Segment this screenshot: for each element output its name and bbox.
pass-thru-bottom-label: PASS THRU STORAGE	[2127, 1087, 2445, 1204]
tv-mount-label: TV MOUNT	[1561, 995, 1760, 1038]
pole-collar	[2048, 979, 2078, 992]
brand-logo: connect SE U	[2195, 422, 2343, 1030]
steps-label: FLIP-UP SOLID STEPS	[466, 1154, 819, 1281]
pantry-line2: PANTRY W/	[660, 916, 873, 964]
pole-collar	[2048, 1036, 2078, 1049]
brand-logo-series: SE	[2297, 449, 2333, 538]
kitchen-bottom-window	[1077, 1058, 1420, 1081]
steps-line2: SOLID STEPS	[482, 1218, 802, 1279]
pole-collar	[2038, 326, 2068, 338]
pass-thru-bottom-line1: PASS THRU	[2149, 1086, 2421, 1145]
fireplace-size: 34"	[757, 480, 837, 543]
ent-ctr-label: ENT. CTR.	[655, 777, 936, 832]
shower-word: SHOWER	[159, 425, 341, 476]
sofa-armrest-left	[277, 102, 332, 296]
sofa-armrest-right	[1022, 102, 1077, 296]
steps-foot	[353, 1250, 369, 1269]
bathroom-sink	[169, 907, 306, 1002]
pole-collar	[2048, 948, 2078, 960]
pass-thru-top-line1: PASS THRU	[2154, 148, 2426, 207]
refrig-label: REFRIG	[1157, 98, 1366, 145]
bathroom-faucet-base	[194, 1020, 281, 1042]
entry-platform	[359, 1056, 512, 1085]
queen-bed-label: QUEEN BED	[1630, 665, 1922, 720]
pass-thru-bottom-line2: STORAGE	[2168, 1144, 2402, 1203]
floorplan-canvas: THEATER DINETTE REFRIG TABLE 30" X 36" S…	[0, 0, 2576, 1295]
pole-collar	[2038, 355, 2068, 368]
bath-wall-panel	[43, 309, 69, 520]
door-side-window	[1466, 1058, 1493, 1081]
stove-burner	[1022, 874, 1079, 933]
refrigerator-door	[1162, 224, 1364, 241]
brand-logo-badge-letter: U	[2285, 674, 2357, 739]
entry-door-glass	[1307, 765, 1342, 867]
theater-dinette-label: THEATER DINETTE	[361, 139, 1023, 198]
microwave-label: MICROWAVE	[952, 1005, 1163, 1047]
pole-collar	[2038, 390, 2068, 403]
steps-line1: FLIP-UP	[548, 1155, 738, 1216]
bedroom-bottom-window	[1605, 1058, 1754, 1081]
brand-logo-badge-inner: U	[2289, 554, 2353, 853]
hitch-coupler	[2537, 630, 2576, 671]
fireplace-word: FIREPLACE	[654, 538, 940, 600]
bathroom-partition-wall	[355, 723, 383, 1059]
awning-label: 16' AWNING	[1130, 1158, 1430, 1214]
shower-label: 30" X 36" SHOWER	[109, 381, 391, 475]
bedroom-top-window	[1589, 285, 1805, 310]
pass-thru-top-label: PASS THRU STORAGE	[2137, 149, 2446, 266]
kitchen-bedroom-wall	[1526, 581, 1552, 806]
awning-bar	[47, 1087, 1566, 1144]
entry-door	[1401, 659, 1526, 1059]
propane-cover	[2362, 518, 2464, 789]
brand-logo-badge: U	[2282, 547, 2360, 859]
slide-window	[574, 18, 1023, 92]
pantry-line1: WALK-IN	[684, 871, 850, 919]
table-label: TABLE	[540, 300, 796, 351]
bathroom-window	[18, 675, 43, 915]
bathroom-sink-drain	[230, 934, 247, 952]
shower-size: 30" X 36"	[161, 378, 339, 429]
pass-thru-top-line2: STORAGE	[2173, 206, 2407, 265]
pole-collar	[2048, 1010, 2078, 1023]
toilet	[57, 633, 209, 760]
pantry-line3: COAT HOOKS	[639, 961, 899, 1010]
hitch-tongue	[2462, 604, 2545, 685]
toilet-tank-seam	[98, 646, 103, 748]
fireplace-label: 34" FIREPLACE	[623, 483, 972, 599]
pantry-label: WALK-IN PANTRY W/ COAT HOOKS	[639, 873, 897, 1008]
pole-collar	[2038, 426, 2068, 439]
■ ■ ■ ■ ■ ■ ■
DO THIS
Extract every row above and reproduce each one unchanged, in the same order and line for line.

EXERCISE SOLUTION
Segment this screenshot: for each element output its name and bbox.
pass-thru-bottom-label: PASS THRU STORAGE	[2127, 1087, 2445, 1204]
tv-mount-label: TV MOUNT	[1561, 995, 1760, 1038]
pole-collar	[2048, 979, 2078, 992]
brand-logo: connect SE U	[2195, 422, 2343, 1030]
steps-label: FLIP-UP SOLID STEPS	[466, 1154, 819, 1281]
pantry-line2: PANTRY W/	[660, 916, 873, 964]
pole-collar	[2048, 1036, 2078, 1049]
brand-logo-series: SE	[2297, 449, 2333, 538]
kitchen-bottom-window	[1077, 1058, 1420, 1081]
steps-line2: SOLID STEPS	[482, 1218, 802, 1279]
pole-collar	[2038, 326, 2068, 338]
pass-thru-bottom-line1: PASS THRU	[2149, 1086, 2421, 1145]
fireplace-size: 34"	[757, 480, 837, 543]
ent-ctr-label: ENT. CTR.	[655, 777, 936, 832]
shower-word: SHOWER	[159, 425, 341, 476]
sofa-armrest-left	[277, 102, 332, 296]
sofa-armrest-right	[1022, 102, 1077, 296]
steps-foot	[353, 1250, 369, 1269]
bathroom-sink	[169, 907, 306, 1002]
pole-collar	[2048, 948, 2078, 960]
pass-thru-top-line1: PASS THRU	[2154, 148, 2426, 207]
refrig-label: REFRIG	[1157, 98, 1366, 145]
bathroom-faucet-base	[194, 1020, 281, 1042]
entry-platform	[359, 1056, 512, 1085]
queen-bed-label: QUEEN BED	[1630, 665, 1922, 720]
pass-thru-bottom-line2: STORAGE	[2168, 1144, 2402, 1203]
floorplan-canvas: THEATER DINETTE REFRIG TABLE 30" X 36" S…	[0, 0, 2576, 1295]
pole-collar	[2038, 355, 2068, 368]
bath-wall-panel	[43, 309, 69, 520]
door-side-window	[1466, 1058, 1493, 1081]
stove-burner	[1022, 874, 1079, 933]
refrigerator-door	[1162, 224, 1364, 241]
brand-logo-badge-letter: U	[2285, 674, 2357, 739]
entry-door-glass	[1307, 765, 1342, 867]
theater-dinette-label: THEATER DINETTE	[361, 139, 1023, 198]
microwave-label: MICROWAVE	[952, 1005, 1163, 1047]
pole-collar	[2038, 390, 2068, 403]
steps-line1: FLIP-UP	[548, 1155, 738, 1216]
bedroom-bottom-window	[1605, 1058, 1754, 1081]
brand-logo-badge-inner: U	[2289, 554, 2353, 853]
hitch-coupler	[2537, 630, 2576, 671]
fireplace-word: FIREPLACE	[654, 538, 940, 600]
bathroom-partition-wall	[355, 723, 383, 1059]
awning-label: 16' AWNING	[1130, 1158, 1430, 1214]
shower-label: 30" X 36" SHOWER	[109, 381, 391, 475]
bedroom-top-window	[1589, 285, 1805, 310]
pass-thru-top-label: PASS THRU STORAGE	[2137, 149, 2446, 266]
kitchen-bedroom-wall	[1526, 581, 1552, 806]
awning-bar	[47, 1087, 1566, 1144]
entry-door	[1401, 659, 1526, 1059]
propane-cover	[2362, 518, 2464, 789]
brand-logo-badge: U	[2282, 547, 2360, 859]
slide-window	[574, 18, 1023, 92]
pantry-line1: WALK-IN	[684, 871, 850, 919]
table-label: TABLE	[540, 300, 796, 351]
bathroom-window	[18, 675, 43, 915]
bathroom-sink-drain	[230, 934, 247, 952]
shower-size: 30" X 36"	[161, 378, 339, 429]
pass-thru-top-line2: STORAGE	[2173, 206, 2407, 265]
pole-collar	[2048, 1010, 2078, 1023]
toilet	[57, 633, 209, 760]
pantry-line3: COAT HOOKS	[639, 961, 899, 1010]
hitch-tongue	[2462, 604, 2545, 685]
toilet-tank-seam	[98, 646, 103, 748]
fireplace-label: 34" FIREPLACE	[623, 483, 972, 599]
pantry-label: WALK-IN PANTRY W/ COAT HOOKS	[639, 873, 897, 1008]
pole-collar	[2038, 426, 2068, 439]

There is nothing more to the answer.